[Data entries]
--- Begin ---
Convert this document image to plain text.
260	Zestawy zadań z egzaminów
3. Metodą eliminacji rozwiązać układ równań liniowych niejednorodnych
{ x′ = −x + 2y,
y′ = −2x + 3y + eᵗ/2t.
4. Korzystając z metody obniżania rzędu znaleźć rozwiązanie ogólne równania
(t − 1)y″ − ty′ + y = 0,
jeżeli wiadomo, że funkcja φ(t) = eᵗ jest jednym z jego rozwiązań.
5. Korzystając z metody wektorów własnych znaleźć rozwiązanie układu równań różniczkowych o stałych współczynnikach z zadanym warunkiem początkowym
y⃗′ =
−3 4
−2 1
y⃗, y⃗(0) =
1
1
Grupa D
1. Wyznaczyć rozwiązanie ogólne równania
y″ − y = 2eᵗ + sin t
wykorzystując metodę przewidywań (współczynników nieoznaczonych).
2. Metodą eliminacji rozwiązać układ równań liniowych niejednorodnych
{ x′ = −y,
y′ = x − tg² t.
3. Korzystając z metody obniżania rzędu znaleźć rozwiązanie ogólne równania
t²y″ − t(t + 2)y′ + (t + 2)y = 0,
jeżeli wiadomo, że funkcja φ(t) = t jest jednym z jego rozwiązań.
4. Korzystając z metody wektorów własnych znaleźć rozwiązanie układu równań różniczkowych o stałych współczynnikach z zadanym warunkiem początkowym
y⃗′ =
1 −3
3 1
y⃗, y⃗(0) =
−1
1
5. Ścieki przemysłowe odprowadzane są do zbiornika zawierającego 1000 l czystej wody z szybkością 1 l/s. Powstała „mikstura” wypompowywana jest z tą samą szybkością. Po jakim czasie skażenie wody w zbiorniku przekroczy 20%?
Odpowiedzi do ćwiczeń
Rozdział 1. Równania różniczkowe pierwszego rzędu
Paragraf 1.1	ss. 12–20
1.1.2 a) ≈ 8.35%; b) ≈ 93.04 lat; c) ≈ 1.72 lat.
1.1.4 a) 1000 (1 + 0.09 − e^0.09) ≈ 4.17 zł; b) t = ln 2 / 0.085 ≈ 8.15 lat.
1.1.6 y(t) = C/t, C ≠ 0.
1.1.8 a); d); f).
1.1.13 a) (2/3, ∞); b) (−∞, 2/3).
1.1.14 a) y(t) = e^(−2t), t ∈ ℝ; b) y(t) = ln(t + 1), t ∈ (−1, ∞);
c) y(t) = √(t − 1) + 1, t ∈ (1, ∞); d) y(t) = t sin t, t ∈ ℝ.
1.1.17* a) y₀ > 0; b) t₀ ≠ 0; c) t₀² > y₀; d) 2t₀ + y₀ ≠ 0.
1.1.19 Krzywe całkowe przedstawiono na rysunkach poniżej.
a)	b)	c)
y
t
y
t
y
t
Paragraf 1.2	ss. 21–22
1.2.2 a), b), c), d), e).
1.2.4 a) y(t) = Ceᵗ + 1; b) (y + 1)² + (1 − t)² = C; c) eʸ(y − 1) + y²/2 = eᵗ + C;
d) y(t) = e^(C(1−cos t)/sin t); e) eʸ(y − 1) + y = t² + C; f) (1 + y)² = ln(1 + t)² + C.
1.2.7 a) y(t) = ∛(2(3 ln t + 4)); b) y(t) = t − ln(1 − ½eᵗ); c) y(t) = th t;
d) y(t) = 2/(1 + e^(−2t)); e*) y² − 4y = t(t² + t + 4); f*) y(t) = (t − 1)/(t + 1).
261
--- End ---
Task instructions: Give the number of lines in the records that contain the string "rozwiązań", with no other output.

Correct result: 2